:: What to do ::
Gather every line below where "CLOSE" appears.

-- Start Task material --

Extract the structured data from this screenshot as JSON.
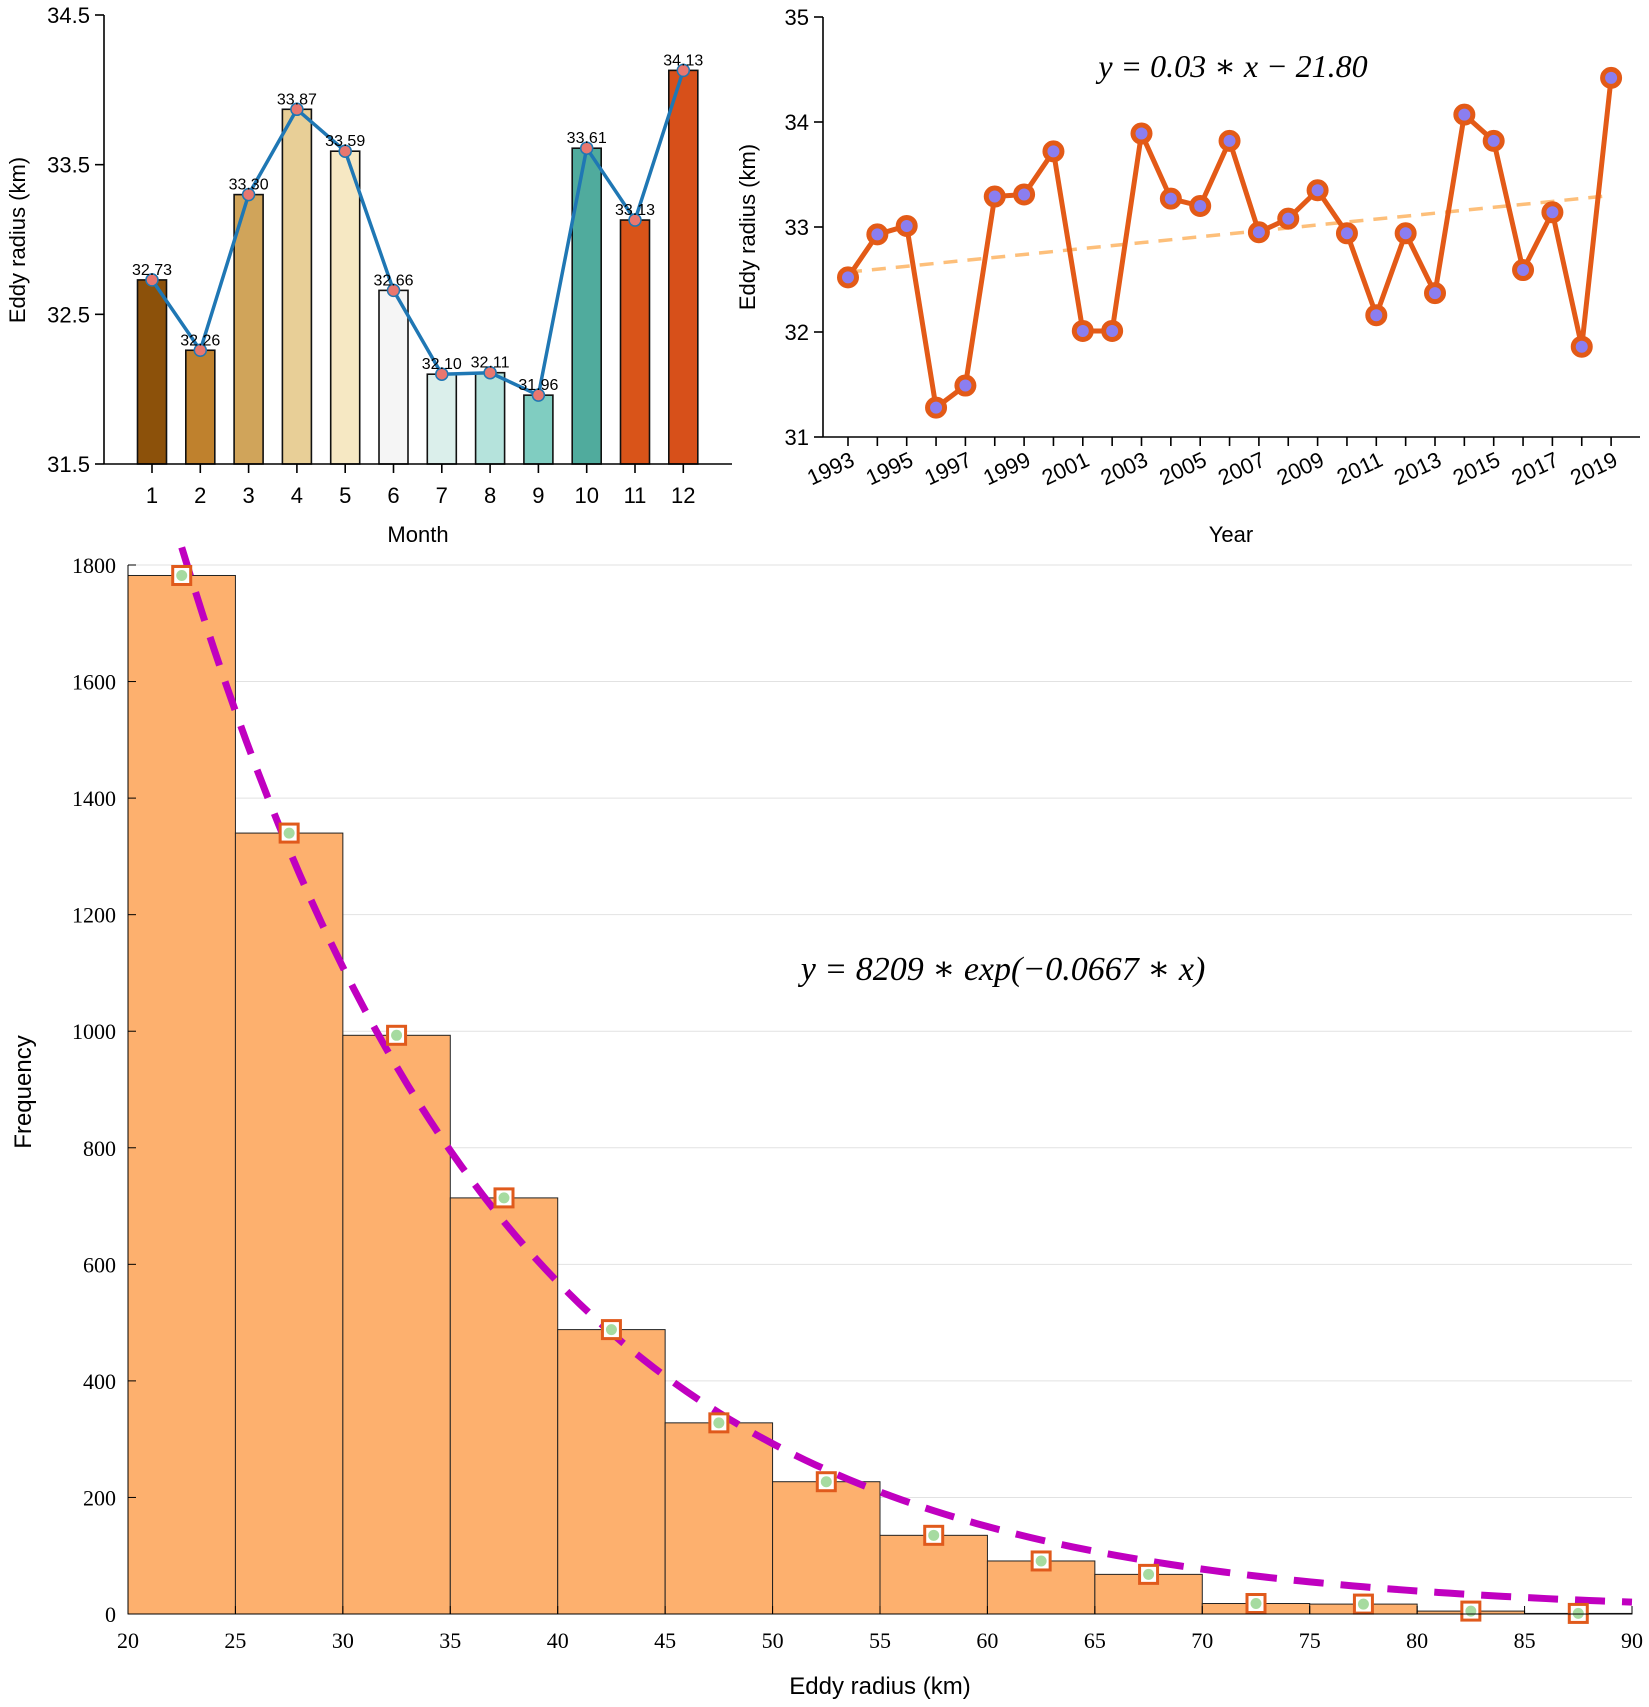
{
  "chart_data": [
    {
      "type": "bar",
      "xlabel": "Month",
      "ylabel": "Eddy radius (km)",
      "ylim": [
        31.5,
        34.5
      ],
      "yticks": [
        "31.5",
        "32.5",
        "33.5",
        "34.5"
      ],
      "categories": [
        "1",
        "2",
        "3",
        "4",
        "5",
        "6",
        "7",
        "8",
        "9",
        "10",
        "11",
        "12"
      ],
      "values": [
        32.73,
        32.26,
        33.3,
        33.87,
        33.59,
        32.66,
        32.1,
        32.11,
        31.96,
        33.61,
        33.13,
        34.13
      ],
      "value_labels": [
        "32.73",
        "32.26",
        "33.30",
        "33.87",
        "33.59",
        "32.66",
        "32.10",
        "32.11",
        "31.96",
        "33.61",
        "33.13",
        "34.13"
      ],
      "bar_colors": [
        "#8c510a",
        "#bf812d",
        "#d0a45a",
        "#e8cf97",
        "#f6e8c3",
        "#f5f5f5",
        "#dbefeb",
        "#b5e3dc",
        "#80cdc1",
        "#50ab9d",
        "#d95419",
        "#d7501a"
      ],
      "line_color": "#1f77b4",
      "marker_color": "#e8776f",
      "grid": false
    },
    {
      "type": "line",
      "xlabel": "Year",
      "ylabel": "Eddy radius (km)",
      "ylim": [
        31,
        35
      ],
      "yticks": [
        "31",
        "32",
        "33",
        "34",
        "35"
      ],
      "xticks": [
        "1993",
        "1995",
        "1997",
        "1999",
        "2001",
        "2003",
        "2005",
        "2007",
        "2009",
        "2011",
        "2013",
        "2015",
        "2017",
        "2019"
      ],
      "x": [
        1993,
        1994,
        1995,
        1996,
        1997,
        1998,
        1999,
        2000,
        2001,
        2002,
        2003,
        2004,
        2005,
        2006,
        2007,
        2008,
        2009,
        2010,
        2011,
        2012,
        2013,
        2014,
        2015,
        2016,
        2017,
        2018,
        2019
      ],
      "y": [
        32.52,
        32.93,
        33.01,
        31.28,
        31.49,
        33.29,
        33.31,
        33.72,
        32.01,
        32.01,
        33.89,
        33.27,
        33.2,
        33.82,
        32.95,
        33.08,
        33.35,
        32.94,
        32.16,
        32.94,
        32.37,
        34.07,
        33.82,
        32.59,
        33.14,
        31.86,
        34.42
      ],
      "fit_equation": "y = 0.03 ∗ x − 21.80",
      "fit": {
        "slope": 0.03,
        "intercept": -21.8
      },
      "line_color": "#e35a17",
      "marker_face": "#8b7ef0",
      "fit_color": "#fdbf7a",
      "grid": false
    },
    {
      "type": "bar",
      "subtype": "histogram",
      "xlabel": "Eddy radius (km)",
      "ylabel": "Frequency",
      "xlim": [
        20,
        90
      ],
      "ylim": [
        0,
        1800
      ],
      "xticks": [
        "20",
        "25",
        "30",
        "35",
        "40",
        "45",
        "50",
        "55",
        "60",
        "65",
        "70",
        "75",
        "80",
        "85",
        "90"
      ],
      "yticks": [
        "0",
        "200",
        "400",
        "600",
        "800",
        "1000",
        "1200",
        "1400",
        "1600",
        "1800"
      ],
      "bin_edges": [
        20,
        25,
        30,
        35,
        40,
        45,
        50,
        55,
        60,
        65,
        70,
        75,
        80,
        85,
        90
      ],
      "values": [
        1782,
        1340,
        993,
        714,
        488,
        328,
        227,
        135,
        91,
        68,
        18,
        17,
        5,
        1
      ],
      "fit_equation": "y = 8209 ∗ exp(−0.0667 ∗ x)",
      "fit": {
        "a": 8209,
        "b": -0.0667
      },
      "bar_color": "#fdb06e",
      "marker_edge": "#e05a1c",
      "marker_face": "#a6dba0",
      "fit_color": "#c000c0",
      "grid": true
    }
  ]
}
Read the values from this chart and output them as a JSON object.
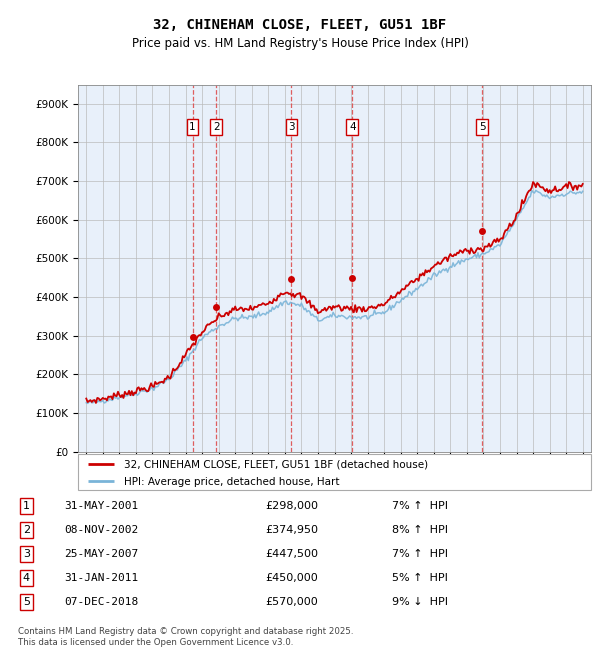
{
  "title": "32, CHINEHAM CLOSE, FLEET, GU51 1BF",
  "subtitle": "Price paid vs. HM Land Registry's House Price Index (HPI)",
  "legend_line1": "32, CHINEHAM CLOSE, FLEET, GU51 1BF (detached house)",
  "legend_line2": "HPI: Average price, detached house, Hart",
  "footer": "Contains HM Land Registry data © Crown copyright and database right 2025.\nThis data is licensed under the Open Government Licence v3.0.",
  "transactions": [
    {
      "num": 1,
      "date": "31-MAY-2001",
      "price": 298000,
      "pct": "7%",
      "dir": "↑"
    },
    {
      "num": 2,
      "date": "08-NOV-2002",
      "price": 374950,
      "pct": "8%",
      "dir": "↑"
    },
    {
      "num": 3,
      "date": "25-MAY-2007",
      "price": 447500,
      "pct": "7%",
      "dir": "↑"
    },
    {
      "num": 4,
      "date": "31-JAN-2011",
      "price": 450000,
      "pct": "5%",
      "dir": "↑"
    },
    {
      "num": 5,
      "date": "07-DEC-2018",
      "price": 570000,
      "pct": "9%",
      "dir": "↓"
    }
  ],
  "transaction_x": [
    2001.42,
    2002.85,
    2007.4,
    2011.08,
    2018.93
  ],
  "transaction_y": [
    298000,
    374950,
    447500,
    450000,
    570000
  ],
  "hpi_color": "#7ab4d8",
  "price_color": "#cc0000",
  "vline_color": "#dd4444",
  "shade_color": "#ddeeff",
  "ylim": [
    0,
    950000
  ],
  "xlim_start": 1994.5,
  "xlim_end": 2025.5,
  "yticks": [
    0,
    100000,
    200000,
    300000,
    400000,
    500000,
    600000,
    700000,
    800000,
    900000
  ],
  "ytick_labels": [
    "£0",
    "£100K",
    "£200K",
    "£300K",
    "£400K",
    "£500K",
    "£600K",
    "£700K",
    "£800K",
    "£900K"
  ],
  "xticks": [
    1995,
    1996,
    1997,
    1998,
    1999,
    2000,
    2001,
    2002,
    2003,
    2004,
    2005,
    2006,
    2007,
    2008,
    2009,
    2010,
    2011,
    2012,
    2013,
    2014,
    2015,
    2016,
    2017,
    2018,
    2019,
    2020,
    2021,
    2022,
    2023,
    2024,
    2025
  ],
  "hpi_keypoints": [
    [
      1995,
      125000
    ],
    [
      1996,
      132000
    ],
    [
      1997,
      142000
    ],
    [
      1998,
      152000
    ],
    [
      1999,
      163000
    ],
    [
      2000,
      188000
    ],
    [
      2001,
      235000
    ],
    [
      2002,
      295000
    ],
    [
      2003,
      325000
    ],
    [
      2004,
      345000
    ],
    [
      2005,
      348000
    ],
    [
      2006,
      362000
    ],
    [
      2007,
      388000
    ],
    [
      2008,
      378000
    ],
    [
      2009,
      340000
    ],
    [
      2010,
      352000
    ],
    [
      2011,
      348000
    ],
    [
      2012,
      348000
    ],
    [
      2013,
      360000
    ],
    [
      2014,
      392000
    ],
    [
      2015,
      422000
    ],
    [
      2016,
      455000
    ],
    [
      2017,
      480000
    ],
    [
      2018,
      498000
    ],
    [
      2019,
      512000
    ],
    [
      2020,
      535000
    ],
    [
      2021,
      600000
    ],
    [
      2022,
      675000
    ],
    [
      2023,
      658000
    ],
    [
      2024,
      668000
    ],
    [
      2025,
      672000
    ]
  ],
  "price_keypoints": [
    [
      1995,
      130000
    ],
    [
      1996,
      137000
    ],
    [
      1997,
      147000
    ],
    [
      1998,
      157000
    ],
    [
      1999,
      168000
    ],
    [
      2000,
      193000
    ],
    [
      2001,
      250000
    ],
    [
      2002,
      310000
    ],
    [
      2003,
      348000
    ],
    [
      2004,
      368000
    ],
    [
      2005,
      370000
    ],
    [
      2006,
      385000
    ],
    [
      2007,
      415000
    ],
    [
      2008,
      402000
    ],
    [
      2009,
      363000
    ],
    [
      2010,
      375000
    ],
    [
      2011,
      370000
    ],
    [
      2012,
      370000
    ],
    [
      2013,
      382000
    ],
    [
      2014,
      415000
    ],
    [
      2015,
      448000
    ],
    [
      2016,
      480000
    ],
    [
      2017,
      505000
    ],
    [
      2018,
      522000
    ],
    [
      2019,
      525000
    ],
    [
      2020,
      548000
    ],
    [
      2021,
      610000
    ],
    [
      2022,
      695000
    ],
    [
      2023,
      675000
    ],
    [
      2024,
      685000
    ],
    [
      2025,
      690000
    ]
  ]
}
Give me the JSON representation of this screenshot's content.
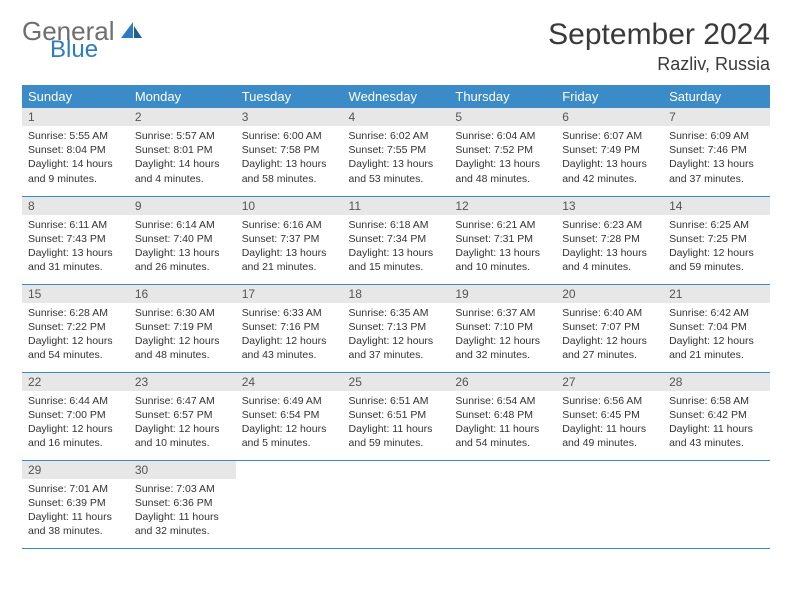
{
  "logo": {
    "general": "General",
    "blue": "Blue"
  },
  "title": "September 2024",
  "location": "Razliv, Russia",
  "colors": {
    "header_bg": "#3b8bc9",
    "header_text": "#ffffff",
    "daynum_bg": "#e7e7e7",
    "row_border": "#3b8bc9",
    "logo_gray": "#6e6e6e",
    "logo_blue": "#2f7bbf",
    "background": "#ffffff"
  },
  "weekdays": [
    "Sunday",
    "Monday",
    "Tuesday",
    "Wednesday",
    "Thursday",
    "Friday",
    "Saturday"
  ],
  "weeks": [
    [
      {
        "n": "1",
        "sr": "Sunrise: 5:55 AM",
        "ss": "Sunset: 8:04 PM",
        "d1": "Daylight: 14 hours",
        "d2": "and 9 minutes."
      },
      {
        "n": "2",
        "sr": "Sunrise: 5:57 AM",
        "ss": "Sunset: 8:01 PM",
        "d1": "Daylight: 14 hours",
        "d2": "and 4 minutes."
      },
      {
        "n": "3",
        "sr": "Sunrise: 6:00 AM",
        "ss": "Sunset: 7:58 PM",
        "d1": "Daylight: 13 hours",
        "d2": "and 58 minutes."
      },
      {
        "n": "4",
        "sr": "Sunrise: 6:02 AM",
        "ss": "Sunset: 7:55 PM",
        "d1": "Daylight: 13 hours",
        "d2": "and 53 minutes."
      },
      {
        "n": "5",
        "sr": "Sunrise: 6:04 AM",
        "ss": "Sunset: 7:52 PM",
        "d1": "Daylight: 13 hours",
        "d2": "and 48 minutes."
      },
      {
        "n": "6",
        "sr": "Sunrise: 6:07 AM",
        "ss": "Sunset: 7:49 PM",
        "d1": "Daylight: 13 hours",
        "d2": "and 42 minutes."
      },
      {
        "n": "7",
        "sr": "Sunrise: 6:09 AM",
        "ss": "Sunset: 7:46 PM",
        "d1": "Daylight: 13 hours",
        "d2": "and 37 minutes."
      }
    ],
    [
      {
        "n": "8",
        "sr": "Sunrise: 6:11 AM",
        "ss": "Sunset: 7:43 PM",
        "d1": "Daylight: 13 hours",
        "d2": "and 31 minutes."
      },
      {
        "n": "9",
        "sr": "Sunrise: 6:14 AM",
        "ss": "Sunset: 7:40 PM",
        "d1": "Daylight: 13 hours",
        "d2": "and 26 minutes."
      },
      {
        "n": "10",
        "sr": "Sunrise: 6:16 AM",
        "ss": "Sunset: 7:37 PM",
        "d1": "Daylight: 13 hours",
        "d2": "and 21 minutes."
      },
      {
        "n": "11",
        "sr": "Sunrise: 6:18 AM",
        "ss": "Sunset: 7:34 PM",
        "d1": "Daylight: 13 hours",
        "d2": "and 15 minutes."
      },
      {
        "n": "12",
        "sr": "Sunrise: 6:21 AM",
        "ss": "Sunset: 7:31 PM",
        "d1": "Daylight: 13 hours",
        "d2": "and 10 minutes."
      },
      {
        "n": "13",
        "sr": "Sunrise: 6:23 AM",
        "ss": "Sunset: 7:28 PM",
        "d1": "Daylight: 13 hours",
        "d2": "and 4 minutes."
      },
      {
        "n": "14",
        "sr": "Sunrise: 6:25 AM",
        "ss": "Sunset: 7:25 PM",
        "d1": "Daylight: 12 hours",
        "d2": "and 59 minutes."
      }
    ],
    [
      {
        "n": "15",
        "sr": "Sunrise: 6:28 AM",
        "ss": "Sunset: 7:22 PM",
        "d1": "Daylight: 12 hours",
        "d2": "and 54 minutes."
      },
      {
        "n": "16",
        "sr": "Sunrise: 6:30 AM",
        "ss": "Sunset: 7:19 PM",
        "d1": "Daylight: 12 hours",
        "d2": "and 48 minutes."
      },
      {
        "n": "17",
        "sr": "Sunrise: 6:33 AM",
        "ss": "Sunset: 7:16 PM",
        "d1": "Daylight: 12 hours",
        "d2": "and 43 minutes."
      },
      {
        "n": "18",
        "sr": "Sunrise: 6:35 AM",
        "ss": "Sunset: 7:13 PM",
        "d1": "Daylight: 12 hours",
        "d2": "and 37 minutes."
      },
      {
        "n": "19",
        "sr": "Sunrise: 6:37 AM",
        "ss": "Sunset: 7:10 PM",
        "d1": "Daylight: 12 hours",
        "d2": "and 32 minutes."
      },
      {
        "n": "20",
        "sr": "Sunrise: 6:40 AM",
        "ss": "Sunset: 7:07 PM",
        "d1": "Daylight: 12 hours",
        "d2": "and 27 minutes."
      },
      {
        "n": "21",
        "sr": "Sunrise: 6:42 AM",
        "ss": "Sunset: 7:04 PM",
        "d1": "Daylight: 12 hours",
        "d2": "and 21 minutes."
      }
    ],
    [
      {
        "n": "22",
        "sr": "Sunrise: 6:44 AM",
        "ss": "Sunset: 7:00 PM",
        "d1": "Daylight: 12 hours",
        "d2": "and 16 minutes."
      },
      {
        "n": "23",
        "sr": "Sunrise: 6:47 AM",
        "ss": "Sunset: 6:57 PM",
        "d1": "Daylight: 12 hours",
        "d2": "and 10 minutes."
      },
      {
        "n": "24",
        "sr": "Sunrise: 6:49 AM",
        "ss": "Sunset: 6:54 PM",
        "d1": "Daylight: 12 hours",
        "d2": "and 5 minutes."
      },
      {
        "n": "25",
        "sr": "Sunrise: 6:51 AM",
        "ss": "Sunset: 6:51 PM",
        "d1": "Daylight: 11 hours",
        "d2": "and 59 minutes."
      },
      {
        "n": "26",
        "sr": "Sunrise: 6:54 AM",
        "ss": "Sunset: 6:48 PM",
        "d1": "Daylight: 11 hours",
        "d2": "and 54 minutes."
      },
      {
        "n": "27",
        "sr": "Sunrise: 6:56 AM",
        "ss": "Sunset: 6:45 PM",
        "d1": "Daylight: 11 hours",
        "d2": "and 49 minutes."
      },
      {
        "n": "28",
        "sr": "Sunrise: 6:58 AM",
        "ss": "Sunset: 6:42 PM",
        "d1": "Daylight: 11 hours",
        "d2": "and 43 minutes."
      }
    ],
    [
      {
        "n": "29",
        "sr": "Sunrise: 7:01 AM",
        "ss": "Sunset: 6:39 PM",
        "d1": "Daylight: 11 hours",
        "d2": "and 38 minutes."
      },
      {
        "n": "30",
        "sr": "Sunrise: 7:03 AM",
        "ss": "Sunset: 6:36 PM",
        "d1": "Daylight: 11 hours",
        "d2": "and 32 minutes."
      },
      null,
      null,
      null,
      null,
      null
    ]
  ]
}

-- End Task material --

:: Output ::
  "title": "32, CHINEHAM CLOSE, FLEET, GU51 1BF",
  "legend_line1": "32, CHINEHAM CLOSE, FLEET, GU51 1BF (detached house)",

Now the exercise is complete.